** START TEXT BLOCK **

HVDC Across Australia
After studying the excellent information available at NEMMCO I started thinking about how good it would be to have a electricity link right across Australia linking the SWIS to the Eastern States. Then I found out about HVDC and the new high temperature superconducting storage that is becoming available and it all fell into place.
In NSW, Qld, SA and now Tasmania because of BassLink there exists an electricity trading system where supply is matched to demand on a half hourly basis and electricity is treated as a commodity. There are strict rules to prevent and ENRON style manipulation of electricity prices with mandatory reserves that must be in place of 800MW. Western Australia operates it own network call the South West Integrated System (SWIS) and is isolated from the Eastern States despite the advantages of being 2 hours out of phase with the East.
One advantage just of being connected with nothing else done is that the time of peak over here (I live in Western Australia) is of course 2 hours different from the East because of Australia's enormous size that encompasses two time zones.

** END TEXT BLOCK **

### JOBS
A) Reproduce the passage of the HVDC post from "In NSW, Qld, SA" up to and including "with the East.".
B) Which states does the post about an HVDC link across Australia name as part of the half-hourly electricity trading system? List them all.
C) Continue the post about an HVDC link across Australia from its last sentence.

** START DATA SECTION **

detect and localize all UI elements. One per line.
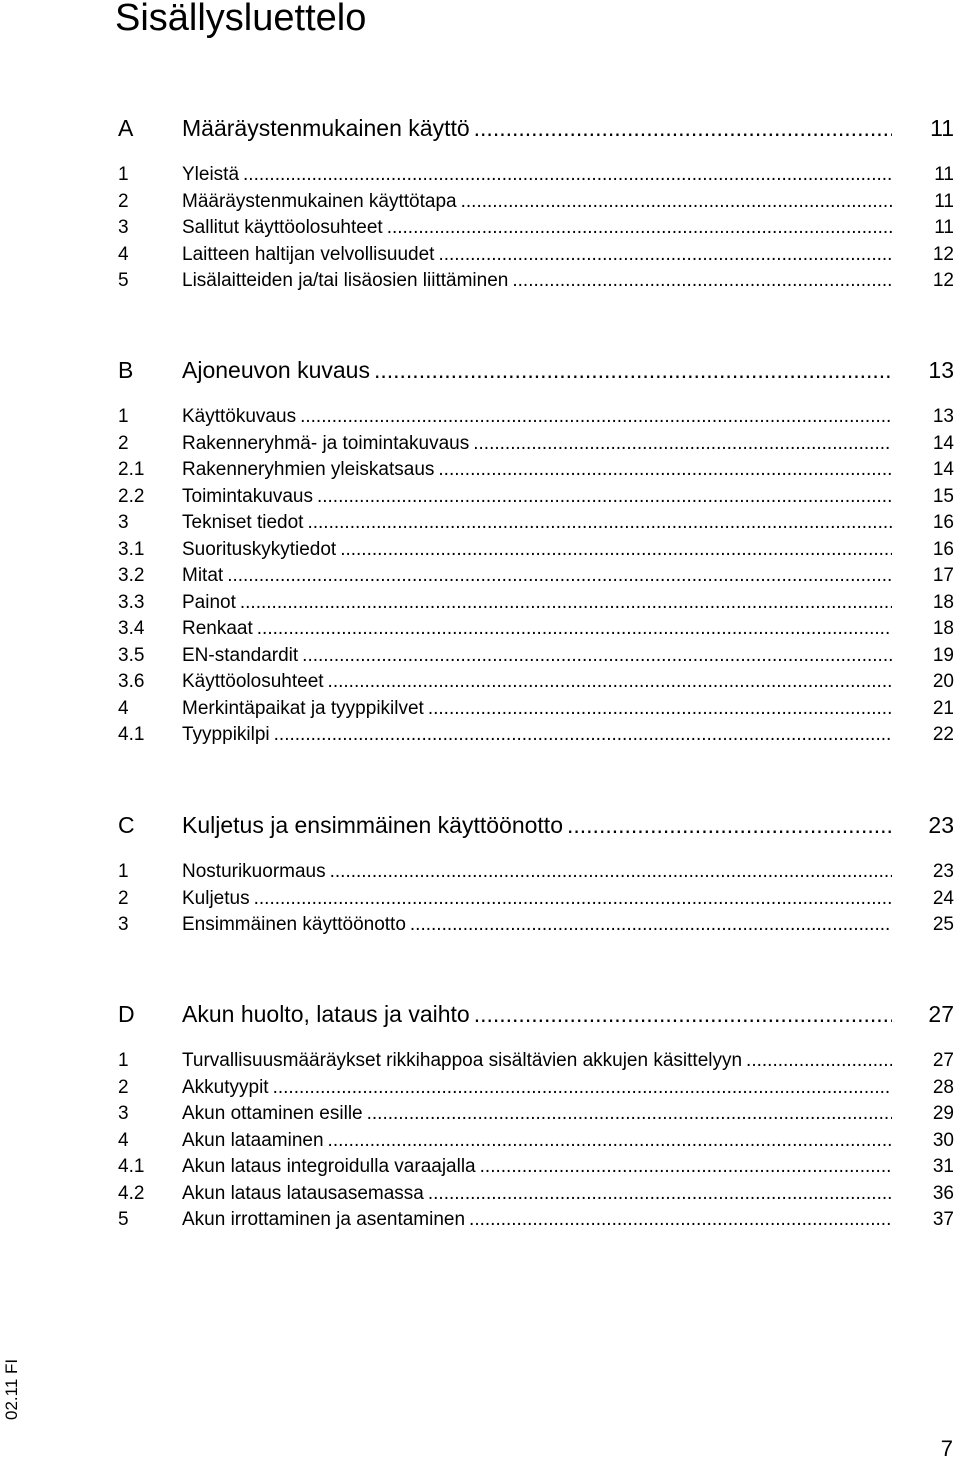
entry-page: 28 xyxy=(932,1076,954,1098)
entry-title: Toimintakuvaus xyxy=(182,484,315,510)
entry-page: 36 xyxy=(932,1182,954,1204)
entry-title: Akun lataaminen xyxy=(182,1128,326,1154)
toc-entry[interactable] xyxy=(118,404,954,431)
dot-leader xyxy=(182,1048,892,1074)
dot-leader xyxy=(182,1207,892,1233)
entry-page: 16 xyxy=(932,538,954,560)
entry-page: 19 xyxy=(932,644,954,666)
chapter-page: 13 xyxy=(928,357,954,383)
toc-entry[interactable] xyxy=(118,1075,954,1102)
entry-number: 3 xyxy=(118,217,129,238)
entry-title: Suorituskykytiedot xyxy=(182,537,338,563)
entry-number: 3.4 xyxy=(118,618,145,639)
entry-title: Renkaat xyxy=(182,616,255,642)
toc-entry[interactable] xyxy=(118,189,954,216)
dot-leader xyxy=(182,722,892,748)
dot-leader xyxy=(182,112,892,144)
entry-number: 5 xyxy=(118,1209,129,1230)
entry-title: Rakenneryhmien yleiskatsaus xyxy=(182,457,436,483)
entry-title: Kuljetus xyxy=(182,886,252,912)
entry-number: 3.2 xyxy=(118,565,145,586)
toc-section-c xyxy=(118,809,954,939)
dot-leader xyxy=(182,537,892,563)
toc-section-d xyxy=(118,998,954,1234)
entry-page: 14 xyxy=(932,459,954,480)
chapter-letter: B xyxy=(118,357,134,383)
entry-title: Laitteen haltijan velvollisuudet xyxy=(182,242,436,268)
toc-entry[interactable] xyxy=(118,669,954,696)
toc-entry[interactable] xyxy=(118,431,954,458)
dot-leader xyxy=(182,354,892,386)
entry-number: 2 xyxy=(118,887,129,909)
entry-title: Akun lataus latausasemassa xyxy=(182,1181,426,1207)
dot-leader xyxy=(182,886,892,912)
entry-title: Akun lataus integroidulla varaajalla xyxy=(182,1154,478,1180)
toc-entry[interactable] xyxy=(118,722,954,749)
toc-entry[interactable] xyxy=(118,1154,954,1181)
dot-leader xyxy=(182,162,892,188)
dot-leader xyxy=(182,268,892,294)
entry-page: 11 xyxy=(934,164,954,185)
toc-entry[interactable] xyxy=(118,1048,954,1075)
entry-page: 11 xyxy=(934,190,954,212)
chapter-letter: C xyxy=(118,812,135,838)
dot-leader xyxy=(182,242,892,268)
entry-page: 15 xyxy=(932,485,954,507)
entry-title: Painot xyxy=(182,590,238,616)
toc-entry[interactable] xyxy=(118,215,954,242)
dot-leader xyxy=(182,669,892,695)
document-code: 02.11 FI xyxy=(2,1358,21,1420)
entry-number: 1 xyxy=(118,406,129,427)
entry-page: 24 xyxy=(932,887,954,909)
entry-number: 1 xyxy=(118,861,129,882)
entry-title: Merkintäpaikat ja tyyppikilvet xyxy=(182,696,426,722)
entry-title: Turvallisuusmääräykset rikkihappoa sisältävien akkujen käsittelyyn xyxy=(182,1048,744,1074)
entry-number: 2 xyxy=(118,1076,129,1098)
entry-title: Akun irrottaminen ja asentaminen xyxy=(182,1207,467,1233)
toc-section-b xyxy=(118,354,954,749)
entry-number: 1 xyxy=(118,1050,129,1071)
entry-title: Lisälaitteiden ja/tai lisäosien liittäminen xyxy=(182,268,510,294)
chapter-title: Määräystenmukainen käyttö xyxy=(182,112,472,144)
entry-number: 4 xyxy=(118,1129,129,1151)
chapter-title: Akun huolto, lataus ja vaihto xyxy=(182,998,472,1030)
dot-leader xyxy=(182,1075,892,1101)
toc-entry[interactable] xyxy=(118,643,954,670)
chapter-letter: A xyxy=(118,115,134,141)
toc-chapter-entry[interactable] xyxy=(118,112,954,162)
dot-leader xyxy=(182,1101,892,1127)
entry-page: 16 xyxy=(932,512,954,533)
entry-title: EN-standardit xyxy=(182,643,300,669)
entry-page: 14 xyxy=(932,432,954,454)
entry-title: Ensimmäinen käyttöönotto xyxy=(182,912,408,938)
chapter-page: 23 xyxy=(928,812,954,838)
dot-leader xyxy=(182,859,892,885)
entry-page: 18 xyxy=(932,618,954,639)
entry-number: 4 xyxy=(118,243,129,265)
dot-leader xyxy=(182,1181,892,1207)
dot-leader xyxy=(182,998,892,1030)
dot-leader xyxy=(182,696,892,722)
toc-entry[interactable] xyxy=(118,912,954,939)
toc-entry[interactable] xyxy=(118,1101,954,1128)
dot-leader xyxy=(182,484,892,510)
toc-entry[interactable] xyxy=(118,696,954,723)
toc-entry[interactable] xyxy=(118,268,954,295)
toc-entry[interactable] xyxy=(118,537,954,564)
entry-page: 17 xyxy=(932,565,954,586)
page-title: Sisällysluettelo xyxy=(115,0,367,39)
toc-entry[interactable] xyxy=(118,242,954,269)
entry-number: 3.5 xyxy=(118,644,145,666)
entry-page: 20 xyxy=(932,671,954,692)
entry-number: 5 xyxy=(118,270,129,291)
dot-leader xyxy=(182,643,892,669)
entry-page: 27 xyxy=(932,1050,954,1071)
toc-entry[interactable] xyxy=(118,563,954,590)
chapter-page: 11 xyxy=(930,115,954,141)
toc-chapter-entry[interactable] xyxy=(118,809,954,859)
entry-page: 13 xyxy=(932,406,954,427)
dot-leader xyxy=(182,431,892,457)
entry-number: 2 xyxy=(118,432,129,454)
toc-entry[interactable] xyxy=(118,1128,954,1155)
dot-leader xyxy=(182,189,892,215)
chapter-title: Ajoneuvon kuvaus xyxy=(182,354,372,386)
entry-page: 22 xyxy=(932,724,954,745)
entry-number: 2 xyxy=(118,190,129,212)
entry-number: 2.2 xyxy=(118,485,145,507)
chapter-title: Kuljetus ja ensimmäinen käyttöönotto xyxy=(182,809,565,841)
entry-number: 4 xyxy=(118,697,129,719)
dot-leader xyxy=(182,1128,892,1154)
dot-leader xyxy=(182,912,892,938)
entry-title: Tekniset tiedot xyxy=(182,510,305,536)
toc-entry[interactable] xyxy=(118,1181,954,1208)
toc-entry[interactable] xyxy=(118,590,954,617)
dot-leader xyxy=(182,510,892,536)
entry-title: Akkutyypit xyxy=(182,1075,271,1101)
entry-page: 37 xyxy=(932,1209,954,1230)
chapter-page: 27 xyxy=(928,1001,954,1027)
entry-number: 4.2 xyxy=(118,1182,145,1204)
entry-number: 3.6 xyxy=(118,671,145,692)
toc-entry[interactable] xyxy=(118,162,954,189)
chapter-letter: D xyxy=(118,1001,135,1027)
entry-title: Mitat xyxy=(182,563,225,589)
entry-title: Akun ottaminen esille xyxy=(182,1101,365,1127)
entry-page: 12 xyxy=(932,270,954,291)
entry-page: 29 xyxy=(932,1103,954,1124)
entry-number: 4.1 xyxy=(118,1156,145,1177)
dot-leader xyxy=(182,616,892,642)
entry-number: 3 xyxy=(118,914,129,935)
toc-chapter-entry[interactable] xyxy=(118,354,954,404)
entry-page: 25 xyxy=(932,914,954,935)
dot-leader xyxy=(182,1154,892,1180)
entry-page: 11 xyxy=(934,217,954,238)
dot-leader xyxy=(182,590,892,616)
entry-page: 12 xyxy=(932,243,954,265)
entry-title: Yleistä xyxy=(182,162,241,188)
entry-number: 3.3 xyxy=(118,591,145,613)
toc-entry[interactable] xyxy=(118,886,954,913)
entry-title: Sallitut käyttöolosuhteet xyxy=(182,215,385,241)
entry-page: 31 xyxy=(932,1156,954,1177)
entry-number: 3 xyxy=(118,1103,129,1124)
entry-number: 2.1 xyxy=(118,459,145,480)
entry-title: Nosturikuormaus xyxy=(182,859,328,885)
entry-title: Määräystenmukainen käyttötapa xyxy=(182,189,459,215)
entry-page: 23 xyxy=(932,861,954,882)
toc-entry[interactable] xyxy=(118,859,954,886)
entry-title: Käyttöolosuhteet xyxy=(182,669,326,695)
entry-page: 18 xyxy=(932,591,954,613)
toc-chapter-entry[interactable] xyxy=(118,998,954,1048)
toc-entry[interactable] xyxy=(118,616,954,643)
entry-title: Käyttökuvaus xyxy=(182,404,298,430)
toc-entry[interactable] xyxy=(118,484,954,511)
dot-leader xyxy=(182,457,892,483)
entry-title: Rakenneryhmä- ja toimintakuvaus xyxy=(182,431,471,457)
entry-number: 3 xyxy=(118,512,129,533)
dot-leader xyxy=(182,404,892,430)
dot-leader xyxy=(182,809,892,841)
entry-number: 3.1 xyxy=(118,538,145,560)
entry-page: 21 xyxy=(932,697,954,719)
toc-section-a xyxy=(118,112,954,295)
toc-entry[interactable] xyxy=(118,457,954,484)
entry-number: 4.1 xyxy=(118,724,145,745)
entry-title: Tyyppikilpi xyxy=(182,722,272,748)
toc-entry[interactable] xyxy=(118,1207,954,1234)
entry-page: 30 xyxy=(932,1129,954,1151)
page-number: 7 xyxy=(940,1436,953,1461)
toc-entry[interactable] xyxy=(118,510,954,537)
dot-leader xyxy=(182,563,892,589)
dot-leader xyxy=(182,215,892,241)
entry-number: 1 xyxy=(118,164,129,185)
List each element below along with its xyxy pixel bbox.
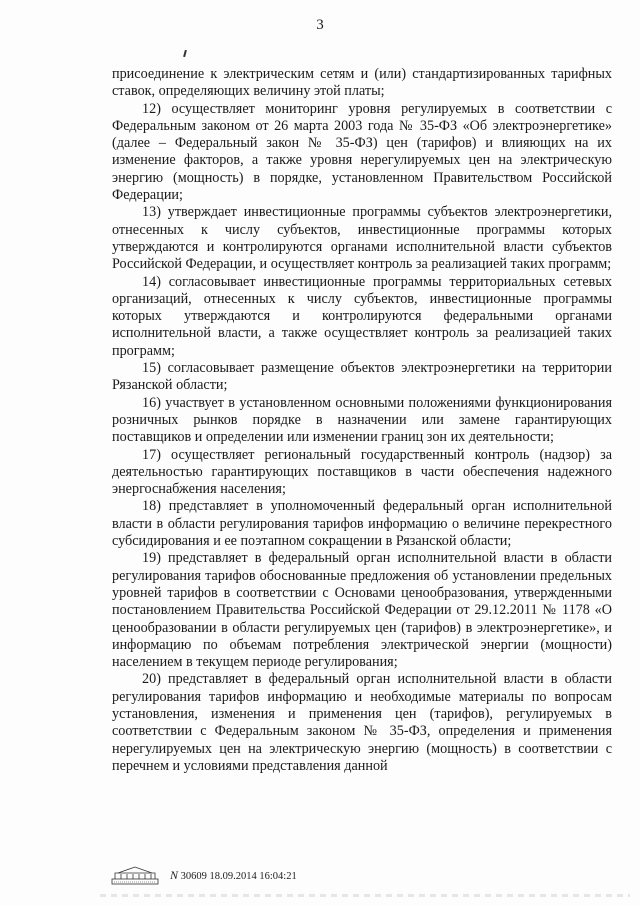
scan-mark (183, 50, 187, 57)
building-seal-icon (110, 864, 160, 886)
number-sign: N (170, 868, 179, 882)
paragraph-item-17: 17) осуществляет региональный государственный контроль (надзор) за деятельностью гарантирующих поставщиков в части обеспечения надежного энергоснабжения населения; (112, 446, 612, 498)
paragraph-item-19: 19) представляет в федеральный орган исполнительной власти в области регулирования тарифов обоснованные предложения об установлении предельных уровней тарифов в соответствии с Основами ценообразования, утвержденными постановлением Правительства Российской Федерации от 29.12.2011 № 1178 «О ценообразовании в области регулируемых цен (тарифов) в электроэнергетике», и информацию по объемам потребления электрической энергии (мощности) населением в текущем периоде регулирования; (112, 550, 612, 671)
paragraph-item-14: 14) согласовывает инвестиционные программы территориальных сетевых организаций, отнесенных к числу субъектов, инвестиционные программы которых утверждаются и контролируются федеральными органами исполнительной власти, а также осуществляет контроль за реализацией таких программ; (112, 273, 612, 359)
document-body (112, 66, 612, 775)
stamp-text (170, 868, 297, 883)
paragraph-item-16: 16) участвует в установленном основными положениями функционирования розничных рынков порядке в назначении или замене гарантирующих поставщиков и определении или изменении границ зон их деятельности; (112, 394, 612, 446)
paragraph-item-12: 12) осуществляет мониторинг уровня регулируемых в соответствии с Федеральным законом от 26 марта 2003 года № 35-ФЗ «Об электроэнергетике» (далее – Федеральный закон № 35-ФЗ) цен (тарифов) и влияющих на их изменение факторов, а также уровня нерегулируемых цен на электрическую энергию (мощность) в порядке, установленном Правительством Российской Федерации; (112, 100, 612, 204)
paragraph-item-18: 18) представляет в уполномоченный федеральный орган исполнительной власти в области регулирования тарифов информацию о величине перекрестного субсидирования и ее поэтапном сокращении в Рязанской области; (112, 498, 612, 550)
paragraph-item-20: 20) представляет в федеральный орган исполнительной власти в области регулирования тарифов информацию и необходимые материалы по вопросам установления, изменения и применения цен (тарифов), регулируемых в соответствии с Федеральным законом № 35-ФЗ, определения и применения нерегулируемых цен на электрическую энергию (мощность) в соответствии с перечнем и условиями представления данной (112, 671, 612, 774)
registration-timestamp: 18.09.2014 16:04:21 (209, 871, 297, 882)
registration-stamp (110, 864, 410, 888)
document-number: 30609 (180, 871, 207, 882)
paragraph-item-15: 15) согласовывает размещение объектов электроэнергетики на территории Рязанской области; (112, 360, 612, 394)
paragraph-item-13: 13) утверждает инвестиционные программы субъектов электроэнергетики, отнесенных к числу субъектов, инвестиционные программы которых утверждаются и контролируются органами исполнительной власти субъектов Российской Федерации, и осуществляет контроль за реализацией таких программ; (112, 204, 612, 273)
paragraph-continuation: присоединение к электрическим сетям и (или) стандартизированных тарифных ставок, определяющих величину этой платы; (112, 66, 612, 100)
scan-bottom-artifact (100, 894, 630, 897)
page-number: 3 (316, 17, 324, 33)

** END DATA SECTION **

### TASK-BY-TASK ANSWERS
A)
In NSW, Qld, SA and now Tasmania because of BassLink there exists an electricity trading system where supply is matched to demand on a half hourly basis and electricity is treated as a commodity. There are strict rules to prevent and ENRON style manipulation of electricity prices with mandatory reserves that must be in place of 800MW. Western Australia operates it own network call the South West Integrated System (SWIS) and is isolated from the Eastern States despite the advantages of being 2 hours out of phase with the East.

B) NSW, Qld, SA, Tasmania

C)
If you look at the diagram on the right, which is a realtime graph of demand in NSW, you can see 2 peaks one at about 8:00am in the morning and a larger one at 6:00pm at night. Now assuming that Western Australia has much the same peaks and troughs only 2 hours later WA could be using some of it's off peak capacity to supply the Eastern States peak and vice versa. However it is when renewable power is added into the equation that the benefits become more apparent. At 6:00pm in the East there is less solar power available even with daylight saving but as it is 4:00pm in Western Australia, solar thermal plants would be still producing near their peak values and capable of supplying the peak Eastern States time with renewable power.
The problem of course is the distance between Western Australia and Eastern Australia. Expanding the map and using a calculator gives a distance of 2700 km from Perth to Adelaide which is the nearest point where the Eastern States grid is available.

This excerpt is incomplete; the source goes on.